** BEGIN Input **
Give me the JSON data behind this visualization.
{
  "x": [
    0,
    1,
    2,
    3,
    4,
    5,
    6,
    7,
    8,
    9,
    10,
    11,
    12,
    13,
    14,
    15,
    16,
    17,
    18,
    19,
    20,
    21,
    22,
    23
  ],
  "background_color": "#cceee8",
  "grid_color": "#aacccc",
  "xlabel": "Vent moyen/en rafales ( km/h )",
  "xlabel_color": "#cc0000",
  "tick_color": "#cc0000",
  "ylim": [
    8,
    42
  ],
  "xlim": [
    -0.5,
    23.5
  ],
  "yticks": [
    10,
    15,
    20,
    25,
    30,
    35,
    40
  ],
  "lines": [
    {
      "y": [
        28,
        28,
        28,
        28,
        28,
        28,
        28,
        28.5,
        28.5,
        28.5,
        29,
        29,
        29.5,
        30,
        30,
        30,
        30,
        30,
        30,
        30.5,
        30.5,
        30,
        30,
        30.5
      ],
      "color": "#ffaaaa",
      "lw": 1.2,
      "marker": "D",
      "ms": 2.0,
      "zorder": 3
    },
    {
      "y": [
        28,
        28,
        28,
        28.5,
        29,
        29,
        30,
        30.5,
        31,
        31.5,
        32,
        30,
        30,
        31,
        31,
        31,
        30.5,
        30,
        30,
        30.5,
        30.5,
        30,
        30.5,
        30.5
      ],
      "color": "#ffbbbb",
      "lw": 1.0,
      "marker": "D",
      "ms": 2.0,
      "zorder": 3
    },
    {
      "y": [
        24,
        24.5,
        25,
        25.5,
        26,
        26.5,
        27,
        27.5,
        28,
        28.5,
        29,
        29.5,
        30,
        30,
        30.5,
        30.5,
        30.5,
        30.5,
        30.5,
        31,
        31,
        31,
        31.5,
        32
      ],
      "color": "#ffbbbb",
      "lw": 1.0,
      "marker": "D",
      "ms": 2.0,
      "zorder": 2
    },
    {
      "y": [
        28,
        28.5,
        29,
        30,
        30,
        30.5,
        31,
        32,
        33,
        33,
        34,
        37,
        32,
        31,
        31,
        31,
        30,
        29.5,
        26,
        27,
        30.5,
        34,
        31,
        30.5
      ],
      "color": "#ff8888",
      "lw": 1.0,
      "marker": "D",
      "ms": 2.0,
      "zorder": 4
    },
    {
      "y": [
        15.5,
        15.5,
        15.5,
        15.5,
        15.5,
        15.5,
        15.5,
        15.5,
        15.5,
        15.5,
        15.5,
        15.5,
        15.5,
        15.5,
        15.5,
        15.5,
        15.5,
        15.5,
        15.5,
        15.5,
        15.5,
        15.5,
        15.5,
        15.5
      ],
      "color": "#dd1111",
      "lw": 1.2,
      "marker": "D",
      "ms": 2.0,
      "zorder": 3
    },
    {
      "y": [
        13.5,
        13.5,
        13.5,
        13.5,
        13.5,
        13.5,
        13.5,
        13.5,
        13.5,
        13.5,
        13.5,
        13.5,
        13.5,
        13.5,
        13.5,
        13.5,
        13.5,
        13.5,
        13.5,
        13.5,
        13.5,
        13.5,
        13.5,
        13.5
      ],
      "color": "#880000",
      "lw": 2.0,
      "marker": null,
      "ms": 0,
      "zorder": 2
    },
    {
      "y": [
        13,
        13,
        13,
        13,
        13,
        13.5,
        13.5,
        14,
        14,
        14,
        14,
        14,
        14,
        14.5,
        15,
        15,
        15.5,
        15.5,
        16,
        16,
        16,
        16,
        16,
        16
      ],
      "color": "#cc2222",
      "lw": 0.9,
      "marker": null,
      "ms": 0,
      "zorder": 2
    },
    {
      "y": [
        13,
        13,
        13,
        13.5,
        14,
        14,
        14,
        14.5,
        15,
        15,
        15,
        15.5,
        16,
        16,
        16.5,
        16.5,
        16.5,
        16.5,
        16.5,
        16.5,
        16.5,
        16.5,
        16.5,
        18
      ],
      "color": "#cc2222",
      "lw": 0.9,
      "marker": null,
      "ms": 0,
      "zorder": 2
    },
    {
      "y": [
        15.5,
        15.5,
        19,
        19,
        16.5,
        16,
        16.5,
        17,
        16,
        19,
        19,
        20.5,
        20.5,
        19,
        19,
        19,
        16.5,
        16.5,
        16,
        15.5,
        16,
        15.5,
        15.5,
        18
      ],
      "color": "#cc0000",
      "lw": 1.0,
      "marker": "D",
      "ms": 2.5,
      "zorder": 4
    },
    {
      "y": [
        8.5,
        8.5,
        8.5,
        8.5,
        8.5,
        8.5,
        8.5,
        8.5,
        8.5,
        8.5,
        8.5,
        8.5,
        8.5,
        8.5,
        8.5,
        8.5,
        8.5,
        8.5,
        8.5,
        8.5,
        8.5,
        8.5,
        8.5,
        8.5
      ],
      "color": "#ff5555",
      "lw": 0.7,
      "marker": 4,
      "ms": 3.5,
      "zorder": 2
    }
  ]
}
** END Input **
Exercise aim: Return each line of the records above exactly as it reads.

Response:
Give me the JSON data behind this visualization.
{
  "x": [
    0,
    1,
    2,
    3,
    4,
    5,
    6,
    7,
    8,
    9,
    10,
    11,
    12,
    13,
    14,
    15,
    16,
    17,
    18,
    19,
    20,
    21,
    22,
    23
  ],
  "background_color": "#cceee8",
  "grid_color": "#aacccc",
  "xlabel": "Vent moyen/en rafales ( km/h )",
  "xlabel_color": "#cc0000",
  "tick_color": "#cc0000",
  "ylim": [
    8,
    42
  ],
  "xlim": [
    -0.5,
    23.5
  ],
  "yticks": [
    10,
    15,
    20,
    25,
    30,
    35,
    40
  ],
  "lines": [
    {
      "y": [
        28,
        28,
        28,
        28,
        28,
        28,
        28,
        28.5,
        28.5,
        28.5,
        29,
        29,
        29.5,
        30,
        30,
        30,
        30,
        30,
        30,
        30.5,
        30.5,
        30,
        30,
        30.5
      ],
      "color": "#ffaaaa",
      "lw": 1.2,
      "marker": "D",
      "ms": 2.0,
      "zorder": 3
    },
    {
      "y": [
        28,
        28,
        28,
        28.5,
        29,
        29,
        30,
        30.5,
        31,
        31.5,
        32,
        30,
        30,
        31,
        31,
        31,
        30.5,
        30,
        30,
        30.5,
        30.5,
        30,
        30.5,
        30.5
      ],
      "color": "#ffbbbb",
      "lw": 1.0,
      "marker": "D",
      "ms": 2.0,
      "zorder": 3
    },
    {
      "y": [
        24,
        24.5,
        25,
        25.5,
        26,
        26.5,
        27,
        27.5,
        28,
        28.5,
        29,
        29.5,
        30,
        30,
        30.5,
        30.5,
        30.5,
        30.5,
        30.5,
        31,
        31,
        31,
        31.5,
        32
      ],
      "color": "#ffbbbb",
      "lw": 1.0,
      "marker": "D",
      "ms": 2.0,
      "zorder": 2
    },
    {
      "y": [
        28,
        28.5,
        29,
        30,
        30,
        30.5,
        31,
        32,
        33,
        33,
        34,
        37,
        32,
        31,
        31,
        31,
        30,
        29.5,
        26,
        27,
        30.5,
        34,
        31,
        30.5
      ],
      "color": "#ff8888",
      "lw": 1.0,
      "marker": "D",
      "ms": 2.0,
      "zorder": 4
    },
    {
      "y": [
        15.5,
        15.5,
        15.5,
        15.5,
        15.5,
        15.5,
        15.5,
        15.5,
        15.5,
        15.5,
        15.5,
        15.5,
        15.5,
        15.5,
        15.5,
        15.5,
        15.5,
        15.5,
        15.5,
        15.5,
        15.5,
        15.5,
        15.5,
        15.5
      ],
      "color": "#dd1111",
      "lw": 1.2,
      "marker": "D",
      "ms": 2.0,
      "zorder": 3
    },
    {
      "y": [
        13.5,
        13.5,
        13.5,
        13.5,
        13.5,
        13.5,
        13.5,
        13.5,
        13.5,
        13.5,
        13.5,
        13.5,
        13.5,
        13.5,
        13.5,
        13.5,
        13.5,
        13.5,
        13.5,
        13.5,
        13.5,
        13.5,
        13.5,
        13.5
      ],
      "color": "#880000",
      "lw": 2.0,
      "marker": null,
      "ms": 0,
      "zorder": 2
    },
    {
      "y": [
        13,
        13,
        13,
        13,
        13,
        13.5,
        13.5,
        14,
        14,
        14,
        14,
        14,
        14,
        14.5,
        15,
        15,
        15.5,
        15.5,
        16,
        16,
        16,
        16,
        16,
        16
      ],
      "color": "#cc2222",
      "lw": 0.9,
      "marker": null,
      "ms": 0,
      "zorder": 2
    },
    {
      "y": [
        13,
        13,
        13,
        13.5,
        14,
        14,
        14,
        14.5,
        15,
        15,
        15,
        15.5,
        16,
        16,
        16.5,
        16.5,
        16.5,
        16.5,
        16.5,
        16.5,
        16.5,
        16.5,
        16.5,
        18
      ],
      "color": "#cc2222",
      "lw": 0.9,
      "marker": null,
      "ms": 0,
      "zorder": 2
    },
    {
      "y": [
        15.5,
        15.5,
        19,
        19,
        16.5,
        16,
        16.5,
        17,
        16,
        19,
        19,
        20.5,
        20.5,
        19,
        19,
        19,
        16.5,
        16.5,
        16,
        15.5,
        16,
        15.5,
        15.5,
        18
      ],
      "color": "#cc0000",
      "lw": 1.0,
      "marker": "D",
      "ms": 2.5,
      "zorder": 4
    },
    {
      "y": [
        8.5,
        8.5,
        8.5,
        8.5,
        8.5,
        8.5,
        8.5,
        8.5,
        8.5,
        8.5,
        8.5,
        8.5,
        8.5,
        8.5,
        8.5,
        8.5,
        8.5,
        8.5,
        8.5,
        8.5,
        8.5,
        8.5,
        8.5,
        8.5
      ],
      "color": "#ff5555",
      "lw": 0.7,
      "marker": 4,
      "ms": 3.5,
      "zorder": 2
    }
  ]
}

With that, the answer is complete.